◆ **What this exercise asks**
**A.** Answer these questions from the notebook extract, one answer per line, marked to match:
(i) What value is batch_size set to?
(ii) Which transform is applied to the training images?
(iii) How many test batches are used in calculating n_test?
**B.** Quote the notebook extract word for word from "n_train = batch_size" to "the convolutional layer.".

◆ **Document extract**
============================================================

#CNN4

In [5]:
import numpy as np
import matplotlib.pyplot as plt

from pathlib import Path

import torch
from torch.autograd import Function
from torchvision import datasets, transforms
import torch.optim as optim
from torch.optim import lr_scheduler
import torch.nn as nn
import torch.nn.functional as F
import kagglehub



  from .autonotebook import tqdm as notebook_tqdm


In [6]:
# Loading of the MNIST dataset
path = kagglehub.dataset_download("hojjatk/mnist-dataset")
train_data = datasets.MNIST(
    root = path,  # root: The root directory where the dataset should be stored. In this case, it is set to 'data'. If the 'data' directory doesn't exist, the dataset will be downloaded to this location.
    train = True,
    transform = transforms.ToTensor(),  # transform: This parameter applies transformations to the data. In this case, transforms.ToTensor() is used to convert the images to PyTorch tensors.
    download = True,
)
test_data = datasets.MNIST(
    root = path,
    train = False,
    transform = transforms.ToTensor()
)

Downloading from https://www.kaggle.com/api/v1/datasets/download/hojjatk/mnist-dataset?dataset_version_number=1...


100%|██████████| 22.0M/22.0M [00:00<00:00, 25.4MB/s]

Extracting files...



100.0%
100.0%
100.0%
100.0%


In [7]:
#Setting of the main hyper-parameters of the model
batch_size = 4 # The number of samples in each mini-batch used during training. Smaller batch sizes can lead to faster convergence but may introduce more noise into the training process.
n_train = batch_size * 125    # The total size of the training dataset. It's calculated as the product of batch_size and the number of batches (125 in this case). Adjusting the training dataset size can impact the model's ability to generalize.
n_test = batch_size * 25     # The total size of the test dataset. Similar to n_train, it's calculated as the product of batch_size and the number of test batches (25 in this case). The test dataset is used to evaluate the model's performance on unseen data.
n_channels = 4  # The number of channels in the output of the quantum convolution layer. In your model, you have set it to 4. This parameter determines the depth of the feature maps produced by the convolutional layer.

============================================================

◆ **Information supplied**
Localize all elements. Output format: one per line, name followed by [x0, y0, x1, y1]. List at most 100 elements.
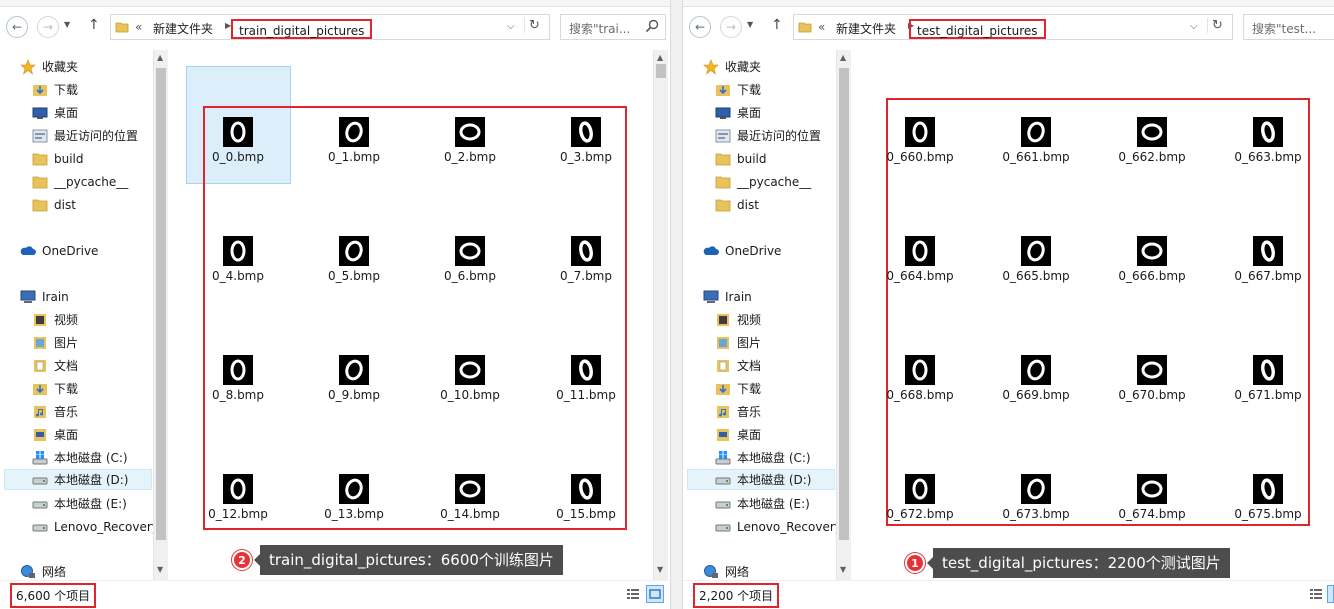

============================================================

◆ **Outputs in order**
**A.**
(i) 4
(ii) transforms.ToTensor()
(iii) 25

**B.**
n_train = batch_size * 125    # The total size of the training dataset. It's calculated as the product of batch_size and the number of batches (125 in this case). Adjusting the training dataset size can impact the model's ability to generalize.
n_test = batch_size * 25     # The total size of the test dataset. Similar to n_train, it's calculated as the product of batch_size and the number of test batches (25 in this case). The test dataset is used to evaluate the model's performance on unseen data.
n_channels = 4  # The number of channels in the output of the quantum convolution layer. In your model, you have set it to 4. This parameter determines the depth of the feature maps produced by the convolutional layer.